**STATED GOAL:**
Locate the lines where "JSON" occurs and copy them as they stand.

┌──

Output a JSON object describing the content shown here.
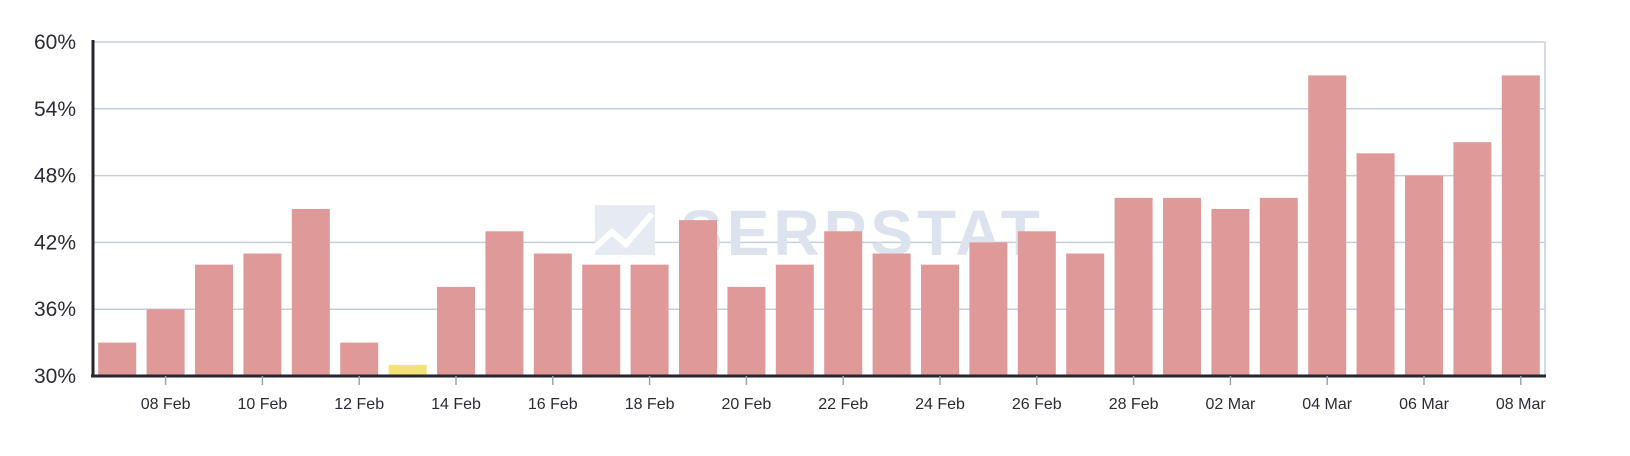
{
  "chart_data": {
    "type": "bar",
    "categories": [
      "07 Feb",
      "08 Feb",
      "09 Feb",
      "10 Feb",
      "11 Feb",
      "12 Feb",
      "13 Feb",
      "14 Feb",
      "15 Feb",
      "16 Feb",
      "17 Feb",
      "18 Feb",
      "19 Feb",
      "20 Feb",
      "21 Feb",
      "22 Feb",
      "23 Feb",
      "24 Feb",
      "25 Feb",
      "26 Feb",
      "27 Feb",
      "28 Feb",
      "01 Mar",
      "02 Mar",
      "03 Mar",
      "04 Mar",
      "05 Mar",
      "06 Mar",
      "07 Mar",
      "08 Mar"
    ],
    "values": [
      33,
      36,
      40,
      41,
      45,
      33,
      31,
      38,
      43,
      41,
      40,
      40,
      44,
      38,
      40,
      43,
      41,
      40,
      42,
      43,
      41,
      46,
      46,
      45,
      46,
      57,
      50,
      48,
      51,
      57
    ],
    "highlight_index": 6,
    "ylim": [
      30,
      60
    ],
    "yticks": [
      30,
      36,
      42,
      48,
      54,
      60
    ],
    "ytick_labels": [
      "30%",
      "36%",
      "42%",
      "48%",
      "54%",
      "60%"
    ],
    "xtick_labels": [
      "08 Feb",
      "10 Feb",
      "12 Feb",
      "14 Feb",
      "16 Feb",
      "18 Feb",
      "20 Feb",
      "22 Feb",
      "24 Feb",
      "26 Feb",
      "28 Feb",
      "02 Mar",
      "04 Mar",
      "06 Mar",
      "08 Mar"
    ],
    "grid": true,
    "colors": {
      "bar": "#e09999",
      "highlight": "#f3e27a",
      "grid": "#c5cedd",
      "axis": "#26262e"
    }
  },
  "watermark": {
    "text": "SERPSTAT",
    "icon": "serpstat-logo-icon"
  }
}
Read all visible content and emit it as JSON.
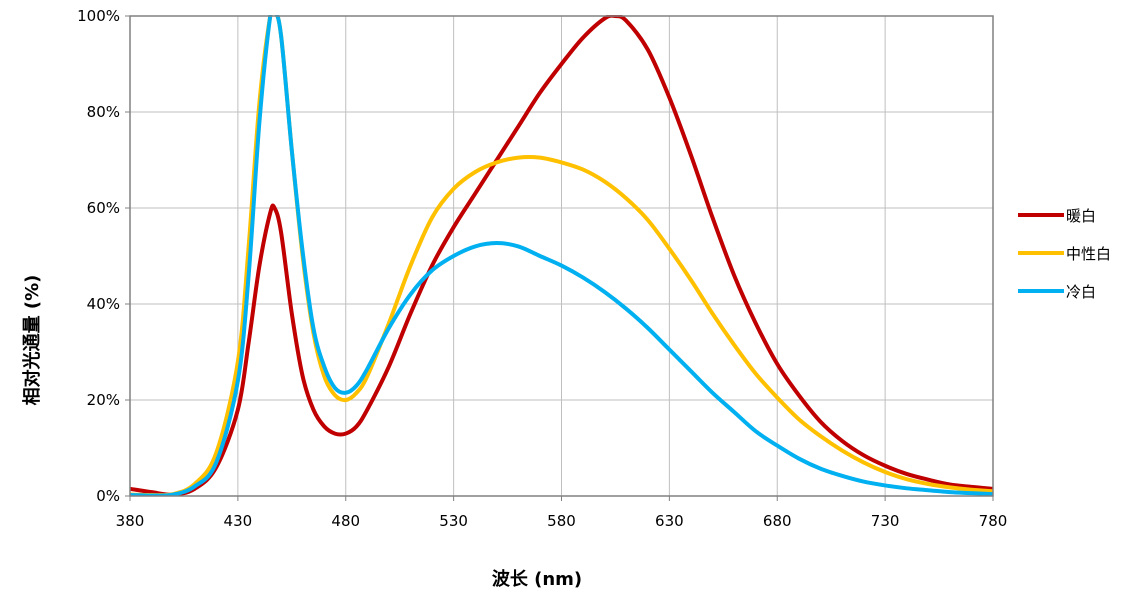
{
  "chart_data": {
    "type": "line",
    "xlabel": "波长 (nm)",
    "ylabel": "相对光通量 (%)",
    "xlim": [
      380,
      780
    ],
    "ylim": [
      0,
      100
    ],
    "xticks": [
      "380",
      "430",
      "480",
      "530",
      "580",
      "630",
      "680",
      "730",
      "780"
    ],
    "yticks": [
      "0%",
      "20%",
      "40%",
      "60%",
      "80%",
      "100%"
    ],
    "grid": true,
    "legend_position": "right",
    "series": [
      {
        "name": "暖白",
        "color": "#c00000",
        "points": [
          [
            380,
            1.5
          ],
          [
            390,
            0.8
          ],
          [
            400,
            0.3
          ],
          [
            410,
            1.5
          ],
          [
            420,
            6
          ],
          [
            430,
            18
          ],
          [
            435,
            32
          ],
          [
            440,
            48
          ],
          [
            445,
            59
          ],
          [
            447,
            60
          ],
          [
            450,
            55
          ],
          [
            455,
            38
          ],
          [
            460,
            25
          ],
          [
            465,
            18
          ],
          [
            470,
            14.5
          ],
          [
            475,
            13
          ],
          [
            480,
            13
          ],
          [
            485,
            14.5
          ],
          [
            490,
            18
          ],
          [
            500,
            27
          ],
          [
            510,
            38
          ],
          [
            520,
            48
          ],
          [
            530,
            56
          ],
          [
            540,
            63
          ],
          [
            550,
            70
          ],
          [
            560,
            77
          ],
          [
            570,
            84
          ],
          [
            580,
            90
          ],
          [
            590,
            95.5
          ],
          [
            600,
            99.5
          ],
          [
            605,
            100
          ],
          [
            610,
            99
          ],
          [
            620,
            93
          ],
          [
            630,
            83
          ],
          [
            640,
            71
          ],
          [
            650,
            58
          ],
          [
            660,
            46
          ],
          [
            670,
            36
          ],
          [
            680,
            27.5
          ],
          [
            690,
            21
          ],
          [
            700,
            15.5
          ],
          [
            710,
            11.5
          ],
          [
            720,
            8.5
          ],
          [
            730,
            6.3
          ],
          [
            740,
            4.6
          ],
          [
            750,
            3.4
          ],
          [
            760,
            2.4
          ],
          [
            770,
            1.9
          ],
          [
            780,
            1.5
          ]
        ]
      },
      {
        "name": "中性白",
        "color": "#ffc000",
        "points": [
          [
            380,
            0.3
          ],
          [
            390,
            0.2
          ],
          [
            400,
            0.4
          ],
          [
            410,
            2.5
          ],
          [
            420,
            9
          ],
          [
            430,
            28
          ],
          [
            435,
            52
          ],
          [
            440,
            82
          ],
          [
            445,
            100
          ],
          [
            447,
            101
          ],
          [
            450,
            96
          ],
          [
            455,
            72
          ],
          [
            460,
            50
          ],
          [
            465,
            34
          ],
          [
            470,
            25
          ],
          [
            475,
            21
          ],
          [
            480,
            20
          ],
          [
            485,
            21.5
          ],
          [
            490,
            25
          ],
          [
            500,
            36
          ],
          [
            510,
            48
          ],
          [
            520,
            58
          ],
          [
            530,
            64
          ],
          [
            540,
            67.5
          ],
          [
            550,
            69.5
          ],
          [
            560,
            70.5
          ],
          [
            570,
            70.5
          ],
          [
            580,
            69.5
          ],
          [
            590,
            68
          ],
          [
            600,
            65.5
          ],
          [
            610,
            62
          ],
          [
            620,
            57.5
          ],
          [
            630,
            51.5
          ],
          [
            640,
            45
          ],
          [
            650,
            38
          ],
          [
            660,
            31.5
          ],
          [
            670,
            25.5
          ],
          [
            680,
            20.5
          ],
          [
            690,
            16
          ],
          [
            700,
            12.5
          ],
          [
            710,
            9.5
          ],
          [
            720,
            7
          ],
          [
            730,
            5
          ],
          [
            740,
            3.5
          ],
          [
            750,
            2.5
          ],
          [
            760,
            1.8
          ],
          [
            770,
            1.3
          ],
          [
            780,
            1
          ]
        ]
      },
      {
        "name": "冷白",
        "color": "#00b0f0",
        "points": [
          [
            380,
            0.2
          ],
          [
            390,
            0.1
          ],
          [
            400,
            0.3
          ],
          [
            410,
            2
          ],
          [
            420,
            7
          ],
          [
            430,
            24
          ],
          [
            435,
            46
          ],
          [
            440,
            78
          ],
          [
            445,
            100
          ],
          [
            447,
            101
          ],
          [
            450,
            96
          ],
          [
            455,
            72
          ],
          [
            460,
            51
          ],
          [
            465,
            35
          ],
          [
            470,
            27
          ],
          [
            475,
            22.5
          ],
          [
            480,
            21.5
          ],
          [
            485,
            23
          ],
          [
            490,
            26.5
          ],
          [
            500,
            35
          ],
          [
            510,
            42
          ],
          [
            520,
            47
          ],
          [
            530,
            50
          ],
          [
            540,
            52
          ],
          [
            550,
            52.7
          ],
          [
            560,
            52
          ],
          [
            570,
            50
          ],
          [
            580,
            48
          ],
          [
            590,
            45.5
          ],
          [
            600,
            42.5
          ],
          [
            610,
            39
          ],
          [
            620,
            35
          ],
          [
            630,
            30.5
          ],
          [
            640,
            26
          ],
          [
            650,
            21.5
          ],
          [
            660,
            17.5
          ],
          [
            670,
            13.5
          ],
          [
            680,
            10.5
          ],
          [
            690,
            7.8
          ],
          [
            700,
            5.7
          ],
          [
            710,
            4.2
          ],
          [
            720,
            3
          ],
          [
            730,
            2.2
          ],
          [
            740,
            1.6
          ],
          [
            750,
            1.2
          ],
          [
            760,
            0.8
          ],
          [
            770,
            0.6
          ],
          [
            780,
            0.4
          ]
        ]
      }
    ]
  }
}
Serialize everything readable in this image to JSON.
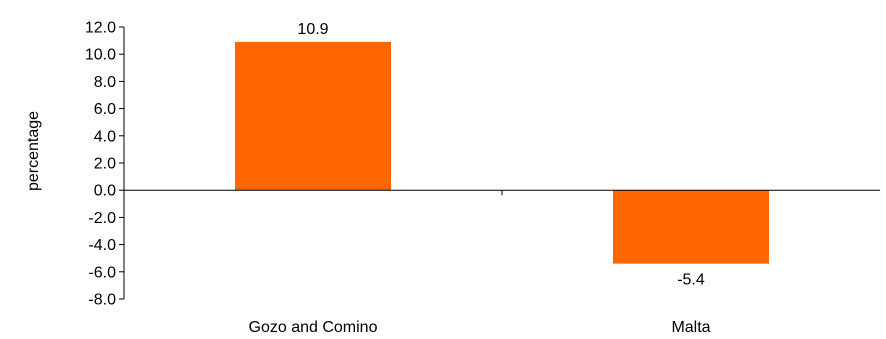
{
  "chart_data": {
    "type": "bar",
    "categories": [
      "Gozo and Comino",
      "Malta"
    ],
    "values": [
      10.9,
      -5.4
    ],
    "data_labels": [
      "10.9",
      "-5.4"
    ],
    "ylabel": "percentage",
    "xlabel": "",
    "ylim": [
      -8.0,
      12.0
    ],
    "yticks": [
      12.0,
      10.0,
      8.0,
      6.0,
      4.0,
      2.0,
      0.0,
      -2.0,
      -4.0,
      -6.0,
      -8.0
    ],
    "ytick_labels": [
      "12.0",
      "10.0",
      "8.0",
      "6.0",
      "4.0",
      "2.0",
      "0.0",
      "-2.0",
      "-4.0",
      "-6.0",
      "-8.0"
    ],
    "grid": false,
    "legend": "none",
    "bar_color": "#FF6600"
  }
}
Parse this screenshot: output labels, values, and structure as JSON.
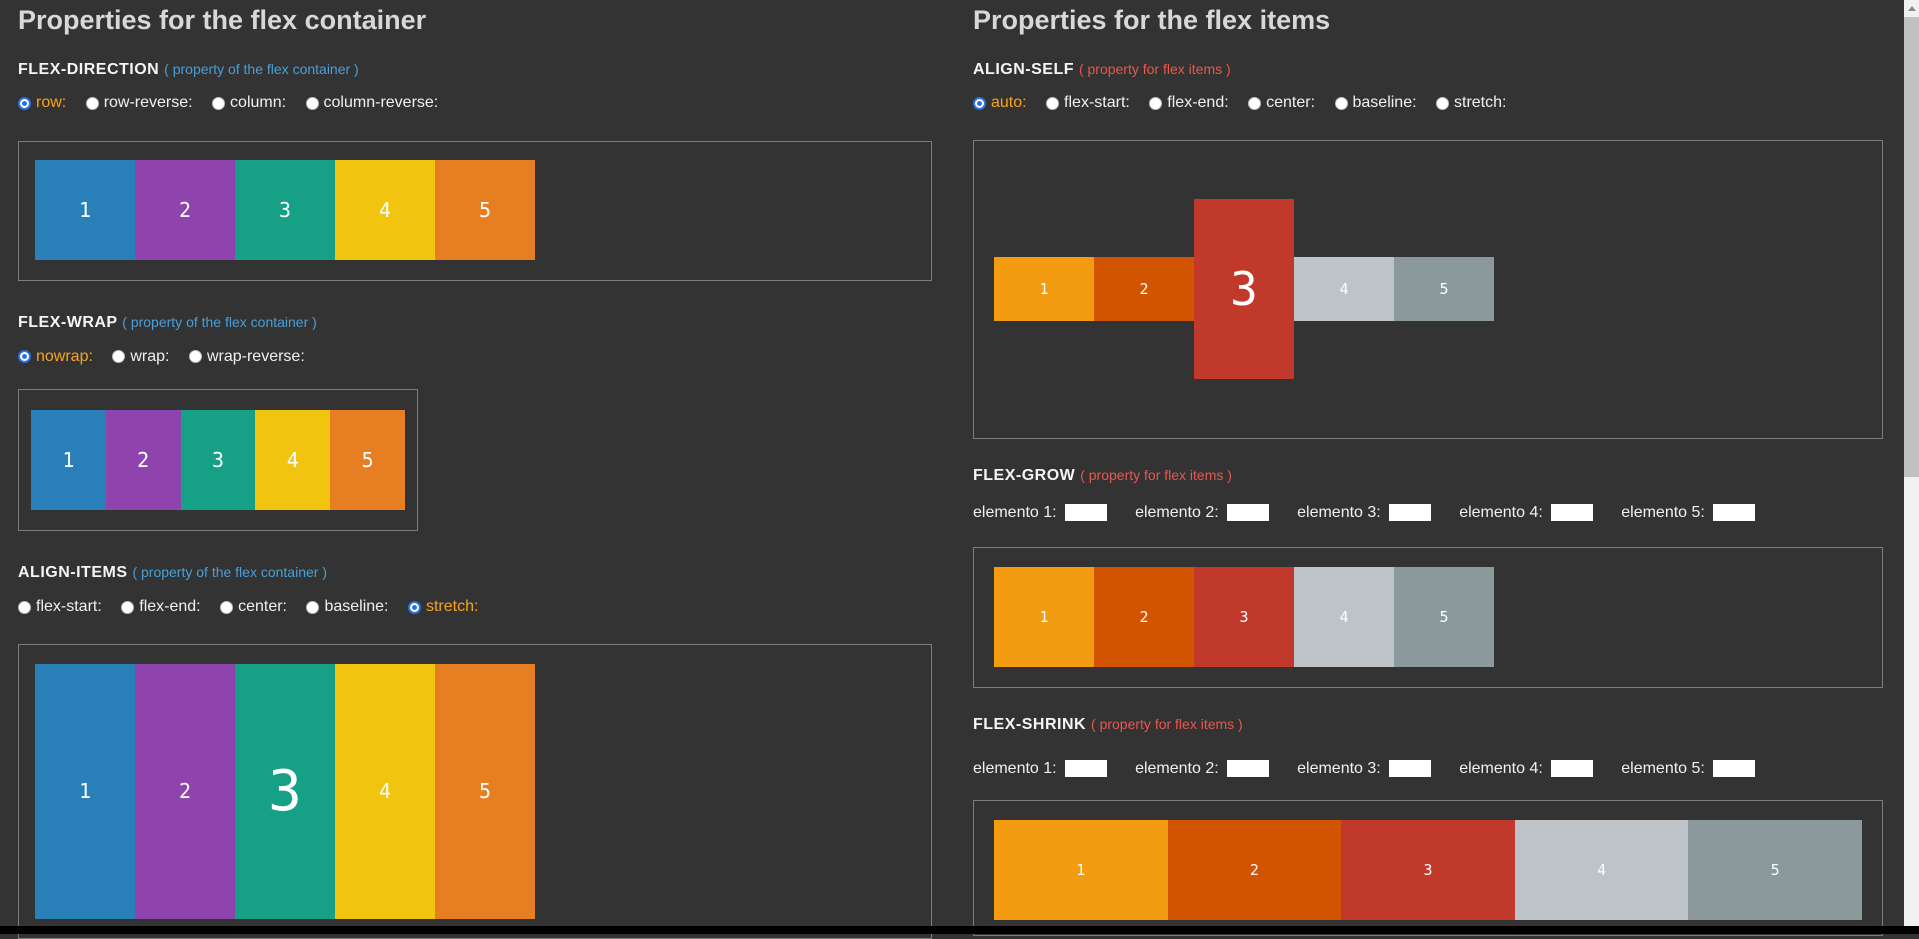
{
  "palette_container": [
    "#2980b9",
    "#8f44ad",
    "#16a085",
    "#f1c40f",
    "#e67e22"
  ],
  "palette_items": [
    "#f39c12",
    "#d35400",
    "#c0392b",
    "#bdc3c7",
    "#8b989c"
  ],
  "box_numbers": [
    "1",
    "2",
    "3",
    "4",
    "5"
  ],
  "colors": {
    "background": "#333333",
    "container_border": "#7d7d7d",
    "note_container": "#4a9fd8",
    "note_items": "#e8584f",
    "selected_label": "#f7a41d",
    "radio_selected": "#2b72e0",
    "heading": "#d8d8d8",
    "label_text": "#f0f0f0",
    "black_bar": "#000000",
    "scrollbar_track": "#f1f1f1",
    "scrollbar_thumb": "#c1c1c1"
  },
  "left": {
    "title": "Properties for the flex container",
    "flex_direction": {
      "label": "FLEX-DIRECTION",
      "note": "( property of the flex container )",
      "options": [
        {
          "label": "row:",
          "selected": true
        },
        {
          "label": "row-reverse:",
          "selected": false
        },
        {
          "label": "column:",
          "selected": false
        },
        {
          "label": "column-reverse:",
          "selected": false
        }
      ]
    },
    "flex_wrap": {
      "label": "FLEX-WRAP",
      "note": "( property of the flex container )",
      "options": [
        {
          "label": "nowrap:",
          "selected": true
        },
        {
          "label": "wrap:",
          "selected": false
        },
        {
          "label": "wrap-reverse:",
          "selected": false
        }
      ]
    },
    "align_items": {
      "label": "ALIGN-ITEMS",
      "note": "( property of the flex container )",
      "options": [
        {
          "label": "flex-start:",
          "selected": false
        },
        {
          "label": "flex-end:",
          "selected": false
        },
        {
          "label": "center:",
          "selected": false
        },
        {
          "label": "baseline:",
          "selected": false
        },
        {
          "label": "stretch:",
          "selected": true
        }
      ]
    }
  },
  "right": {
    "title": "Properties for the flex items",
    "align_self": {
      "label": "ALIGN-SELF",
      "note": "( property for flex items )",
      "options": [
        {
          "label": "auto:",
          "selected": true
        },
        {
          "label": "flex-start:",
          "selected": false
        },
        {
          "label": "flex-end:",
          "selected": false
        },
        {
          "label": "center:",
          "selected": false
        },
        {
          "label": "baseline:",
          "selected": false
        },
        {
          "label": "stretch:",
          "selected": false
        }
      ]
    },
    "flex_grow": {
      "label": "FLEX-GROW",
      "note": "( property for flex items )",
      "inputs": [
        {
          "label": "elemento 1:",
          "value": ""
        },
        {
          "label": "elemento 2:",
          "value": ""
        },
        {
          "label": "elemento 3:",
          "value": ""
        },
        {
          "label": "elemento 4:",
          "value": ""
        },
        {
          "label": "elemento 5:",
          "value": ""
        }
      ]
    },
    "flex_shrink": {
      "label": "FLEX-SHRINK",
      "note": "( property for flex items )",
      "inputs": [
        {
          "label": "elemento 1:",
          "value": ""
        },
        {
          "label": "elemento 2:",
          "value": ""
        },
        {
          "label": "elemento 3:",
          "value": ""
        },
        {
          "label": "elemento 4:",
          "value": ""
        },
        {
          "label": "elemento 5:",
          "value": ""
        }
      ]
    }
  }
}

└──

**WRITTEN RESPONSE:**
Output a JSON object describing the content shown here.
Read all visible content and emit it as JSON.
Serialize everything readable in this image to JSON.
Parse this screenshot: output labels, values, and structure as JSON.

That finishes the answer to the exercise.